Rows from a dataset:
----

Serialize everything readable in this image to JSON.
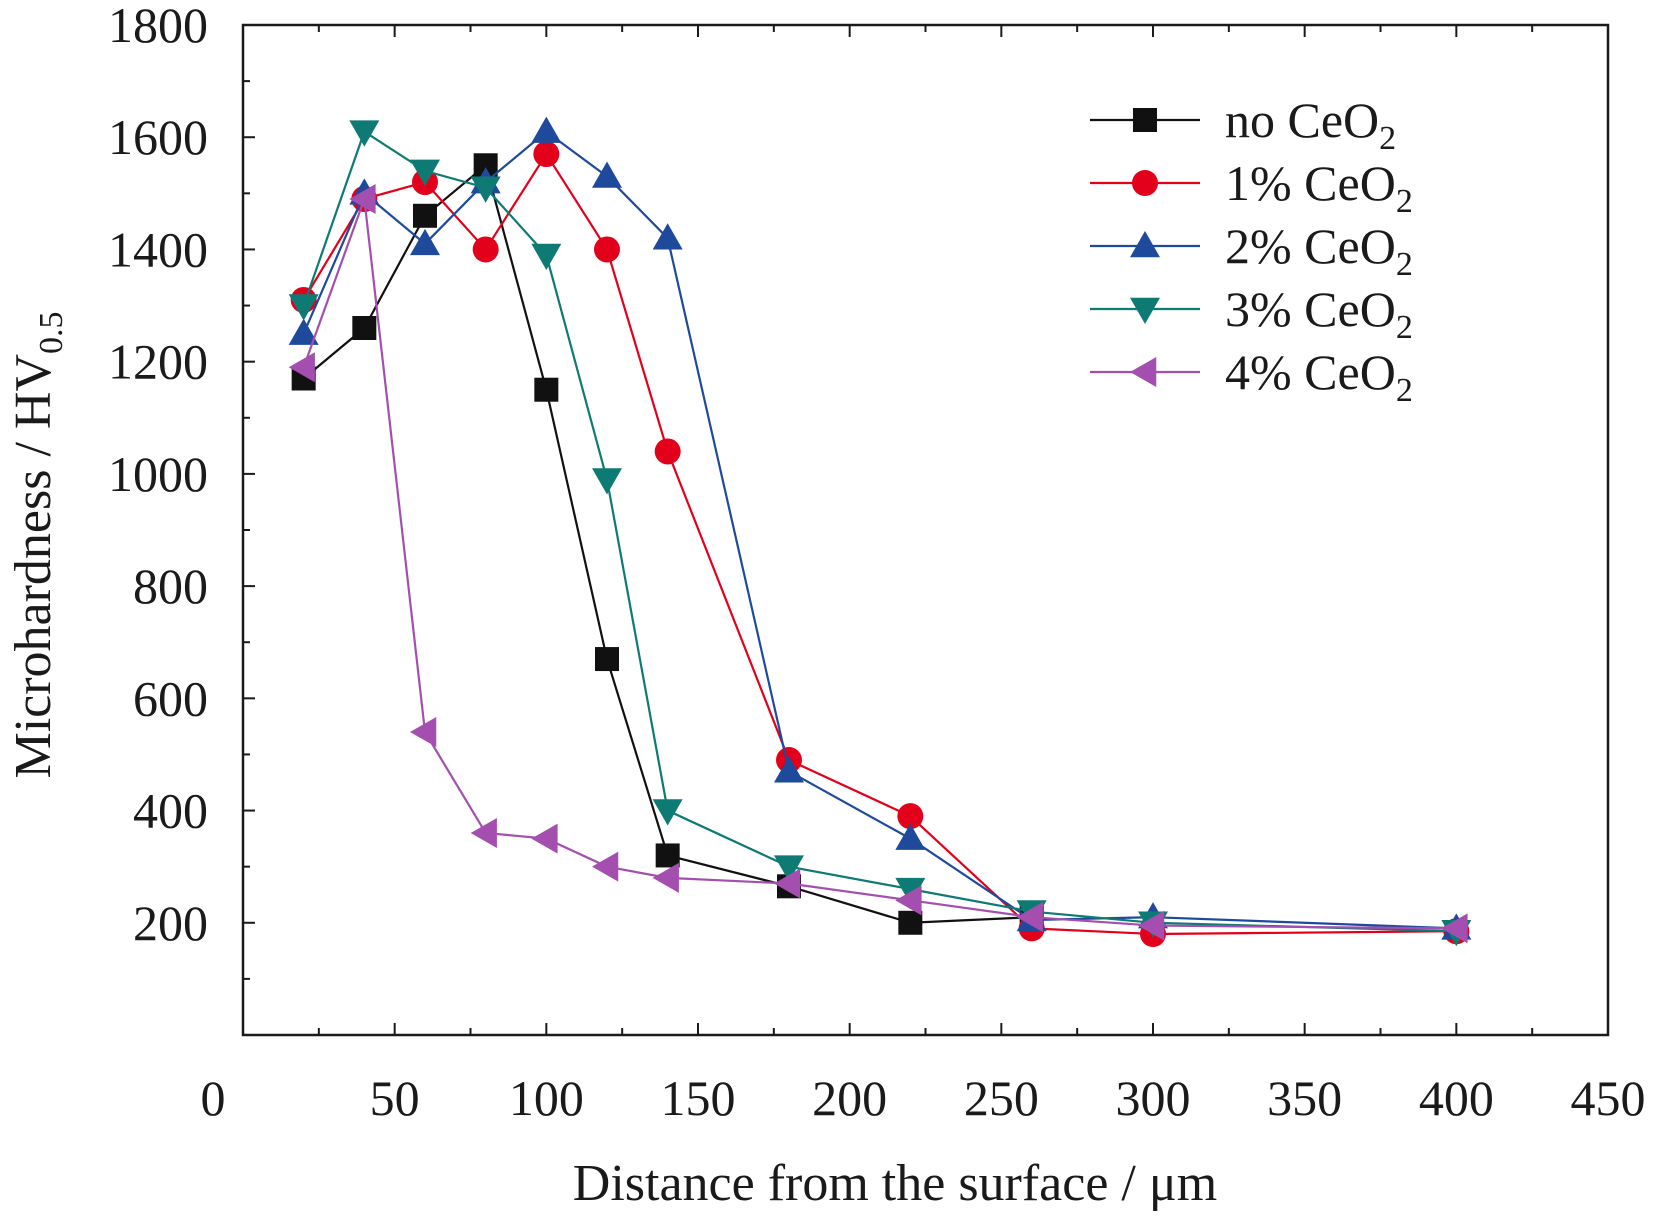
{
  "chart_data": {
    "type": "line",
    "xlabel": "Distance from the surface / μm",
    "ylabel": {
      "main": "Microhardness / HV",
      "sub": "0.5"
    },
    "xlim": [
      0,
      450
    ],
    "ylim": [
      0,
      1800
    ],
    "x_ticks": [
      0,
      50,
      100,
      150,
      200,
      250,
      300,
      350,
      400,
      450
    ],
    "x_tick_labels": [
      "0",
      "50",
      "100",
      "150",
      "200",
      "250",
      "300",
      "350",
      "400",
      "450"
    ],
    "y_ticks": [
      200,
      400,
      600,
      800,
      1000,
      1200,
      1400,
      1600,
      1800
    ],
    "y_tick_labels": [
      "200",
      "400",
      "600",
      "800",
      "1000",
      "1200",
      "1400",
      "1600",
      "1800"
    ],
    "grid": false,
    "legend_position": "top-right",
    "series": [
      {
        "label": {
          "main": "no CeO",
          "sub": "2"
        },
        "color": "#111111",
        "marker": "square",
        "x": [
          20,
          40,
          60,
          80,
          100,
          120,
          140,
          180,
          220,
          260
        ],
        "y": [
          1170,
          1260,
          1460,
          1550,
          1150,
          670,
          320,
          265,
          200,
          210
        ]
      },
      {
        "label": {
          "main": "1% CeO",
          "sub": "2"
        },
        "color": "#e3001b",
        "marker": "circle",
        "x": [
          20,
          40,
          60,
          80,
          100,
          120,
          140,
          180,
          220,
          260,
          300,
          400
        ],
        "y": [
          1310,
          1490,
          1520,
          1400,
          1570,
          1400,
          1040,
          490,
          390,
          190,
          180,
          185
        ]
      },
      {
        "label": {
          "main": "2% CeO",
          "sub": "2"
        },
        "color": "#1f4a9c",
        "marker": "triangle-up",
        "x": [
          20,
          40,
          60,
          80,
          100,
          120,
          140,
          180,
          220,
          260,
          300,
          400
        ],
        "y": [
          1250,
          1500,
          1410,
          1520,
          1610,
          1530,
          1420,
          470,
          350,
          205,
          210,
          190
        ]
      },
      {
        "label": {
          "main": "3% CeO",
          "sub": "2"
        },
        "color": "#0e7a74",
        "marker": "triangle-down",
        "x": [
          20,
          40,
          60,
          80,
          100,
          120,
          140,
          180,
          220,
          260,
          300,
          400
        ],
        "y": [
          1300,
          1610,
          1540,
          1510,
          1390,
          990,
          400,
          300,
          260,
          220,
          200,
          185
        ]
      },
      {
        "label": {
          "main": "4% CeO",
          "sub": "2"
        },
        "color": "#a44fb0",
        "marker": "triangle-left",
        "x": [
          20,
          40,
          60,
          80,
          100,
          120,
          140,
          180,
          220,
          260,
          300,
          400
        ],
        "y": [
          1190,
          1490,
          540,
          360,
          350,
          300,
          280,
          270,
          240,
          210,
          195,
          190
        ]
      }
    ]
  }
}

----

- [What is expected]:
Copy out the lines that hold "triangle".

- [Final result]:
        "marker": "triangle-up",
        "marker": "triangle-down",
        "marker": "triangle-left",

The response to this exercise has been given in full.